All records are to be retyped faithfully and completely.

[Data items]
>>

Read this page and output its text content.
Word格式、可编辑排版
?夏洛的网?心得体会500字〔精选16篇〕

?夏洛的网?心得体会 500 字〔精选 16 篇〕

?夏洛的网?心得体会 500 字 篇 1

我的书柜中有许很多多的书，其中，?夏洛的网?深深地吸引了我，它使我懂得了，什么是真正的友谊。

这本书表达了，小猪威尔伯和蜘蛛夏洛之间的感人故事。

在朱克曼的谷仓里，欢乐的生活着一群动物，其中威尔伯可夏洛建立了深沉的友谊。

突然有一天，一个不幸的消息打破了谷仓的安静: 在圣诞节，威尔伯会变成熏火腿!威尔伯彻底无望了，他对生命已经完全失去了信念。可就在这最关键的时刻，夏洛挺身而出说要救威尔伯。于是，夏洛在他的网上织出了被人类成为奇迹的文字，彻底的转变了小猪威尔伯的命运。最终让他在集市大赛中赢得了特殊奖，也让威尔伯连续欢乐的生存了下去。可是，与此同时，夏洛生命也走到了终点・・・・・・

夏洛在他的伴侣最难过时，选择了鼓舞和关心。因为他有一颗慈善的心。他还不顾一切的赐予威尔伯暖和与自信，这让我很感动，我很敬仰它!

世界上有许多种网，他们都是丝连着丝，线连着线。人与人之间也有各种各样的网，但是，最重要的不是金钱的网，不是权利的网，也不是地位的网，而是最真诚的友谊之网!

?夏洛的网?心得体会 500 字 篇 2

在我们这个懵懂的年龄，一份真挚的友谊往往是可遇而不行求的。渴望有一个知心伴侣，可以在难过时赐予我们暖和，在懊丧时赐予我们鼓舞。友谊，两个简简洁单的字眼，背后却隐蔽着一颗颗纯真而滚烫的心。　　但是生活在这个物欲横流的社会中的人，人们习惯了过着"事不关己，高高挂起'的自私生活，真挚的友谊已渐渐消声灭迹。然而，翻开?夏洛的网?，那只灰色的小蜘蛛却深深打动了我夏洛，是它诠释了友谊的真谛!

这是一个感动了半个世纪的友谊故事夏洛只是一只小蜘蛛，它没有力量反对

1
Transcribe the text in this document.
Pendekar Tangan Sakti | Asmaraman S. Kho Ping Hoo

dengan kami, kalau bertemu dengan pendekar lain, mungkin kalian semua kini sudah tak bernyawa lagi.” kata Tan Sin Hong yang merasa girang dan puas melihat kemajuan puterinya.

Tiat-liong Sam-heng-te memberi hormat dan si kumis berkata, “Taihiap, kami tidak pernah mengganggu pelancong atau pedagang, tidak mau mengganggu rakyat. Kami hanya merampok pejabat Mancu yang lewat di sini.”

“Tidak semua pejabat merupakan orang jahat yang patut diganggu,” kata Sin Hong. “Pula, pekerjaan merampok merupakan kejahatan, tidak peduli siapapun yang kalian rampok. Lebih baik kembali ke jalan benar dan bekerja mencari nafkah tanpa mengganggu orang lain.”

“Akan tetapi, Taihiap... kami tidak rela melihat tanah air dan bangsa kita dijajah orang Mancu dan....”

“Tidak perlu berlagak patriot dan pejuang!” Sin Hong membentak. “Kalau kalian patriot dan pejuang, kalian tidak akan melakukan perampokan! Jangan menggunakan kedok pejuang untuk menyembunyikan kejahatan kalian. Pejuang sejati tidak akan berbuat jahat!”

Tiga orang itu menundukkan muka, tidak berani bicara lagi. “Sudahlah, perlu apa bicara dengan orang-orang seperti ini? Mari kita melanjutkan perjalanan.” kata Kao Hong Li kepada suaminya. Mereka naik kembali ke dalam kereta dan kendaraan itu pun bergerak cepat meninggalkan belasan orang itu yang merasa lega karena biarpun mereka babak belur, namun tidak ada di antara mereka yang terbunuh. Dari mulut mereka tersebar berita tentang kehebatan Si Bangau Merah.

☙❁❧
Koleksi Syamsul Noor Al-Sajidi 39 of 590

<<

## Result of this exercise
Read this page and output its text content.
Word格式、可编辑排版
?夏洛的网?心得体会500字〔精选16篇〕

?夏洛的网?心得体会 500 字〔精选 16 篇〕

?夏洛的网?心得体会 500 字 篇 1

我的书柜中有许很多多的书，其中，?夏洛的网?深深地吸引了我，它使我懂得了，什么是真正的友谊。

这本书表达了，小猪威尔伯和蜘蛛夏洛之间的感人故事。

在朱克曼的谷仓里，欢乐的生活着一群动物，其中威尔伯可夏洛建立了深沉的友谊。

突然有一天，一个不幸的消息打破了谷仓的安静: 在圣诞节，威尔伯会变成熏火腿!威尔伯彻底无望了，他对生命已经完全失去了信念。可就在这最关键的时刻，夏洛挺身而出说要救威尔伯。于是，夏洛在他的网上织出了被人类成为奇迹的文字，彻底的转变了小猪威尔伯的命运。最终让他在集市大赛中赢得了特殊奖，也让威尔伯连续欢乐的生存了下去。可是，与此同时，夏洛生命也走到了终点・・・・・・

夏洛在他的伴侣最难过时，选择了鼓舞和关心。因为他有一颗慈善的心。他还不顾一切的赐予威尔伯暖和与自信，这让我很感动，我很敬仰它!

世界上有许多种网，他们都是丝连着丝，线连着线。人与人之间也有各种各样的网，但是，最重要的不是金钱的网，不是权利的网，也不是地位的网，而是最真诚的友谊之网!

?夏洛的网?心得体会 500 字 篇 2

在我们这个懵懂的年龄，一份真挚的友谊往往是可遇而不行求的。渴望有一个知心伴侣，可以在难过时赐予我们暖和，在懊丧时赐予我们鼓舞。友谊，两个简简洁单的字眼，背后却隐蔽着一颗颗纯真而滚烫的心。　　但是生活在这个物欲横流的社会中的人，人们习惯了过着"事不关己，高高挂起'的自私生活，真挚的友谊已渐渐消声灭迹。然而，翻开?夏洛的网?，那只灰色的小蜘蛛却深深打动了我夏洛，是它诠释了友谊的真谛!

这是一个感动了半个世纪的友谊故事夏洛只是一只小蜘蛛，它没有力量反对

1
Transcribe the text in this document.
Pendekar Tangan Sakti | Asmaraman S. Kho Ping Hoo

dengan kami, kalau bertemu dengan pendekar lain, mungkin kalian semua kini sudah tak bernyawa lagi.” kata Tan Sin Hong yang merasa girang dan puas melihat kemajuan puterinya.

Tiat-liong Sam-heng-te memberi hormat dan si kumis berkata, “Taihiap, kami tidak pernah mengganggu pelancong atau pedagang, tidak mau mengganggu rakyat. Kami hanya merampok pejabat Mancu yang lewat di sini.”

“Tidak semua pejabat merupakan orang jahat yang patut diganggu,” kata Sin Hong. “Pula, pekerjaan merampok merupakan kejahatan, tidak peduli siapapun yang kalian rampok. Lebih baik kembali ke jalan benar dan bekerja mencari nafkah tanpa mengganggu orang lain.”

“Akan tetapi, Taihiap... kami tidak rela melihat tanah air dan bangsa kita dijajah orang Mancu dan....”

“Tidak perlu berlagak patriot dan pejuang!” Sin Hong membentak. “Kalau kalian patriot dan pejuang, kalian tidak akan melakukan perampokan! Jangan menggunakan kedok pejuang untuk menyembunyikan kejahatan kalian. Pejuang sejati tidak akan berbuat jahat!”

Tiga orang itu menundukkan muka, tidak berani bicara lagi. “Sudahlah, perlu apa bicara dengan orang-orang seperti ini? Mari kita melanjutkan perjalanan.” kata Kao Hong Li kepada suaminya. Mereka naik kembali ke dalam kereta dan kendaraan itu pun bergerak cepat meninggalkan belasan orang itu yang merasa lega karena biarpun mereka babak belur, namun tidak ada di antara mereka yang terbunuh. Dari mulut mereka tersebar berita tentang kehebatan Si Bangau Merah.

☙❁❧
Koleksi Syamsul Noor Al-Sajidi 39 of 590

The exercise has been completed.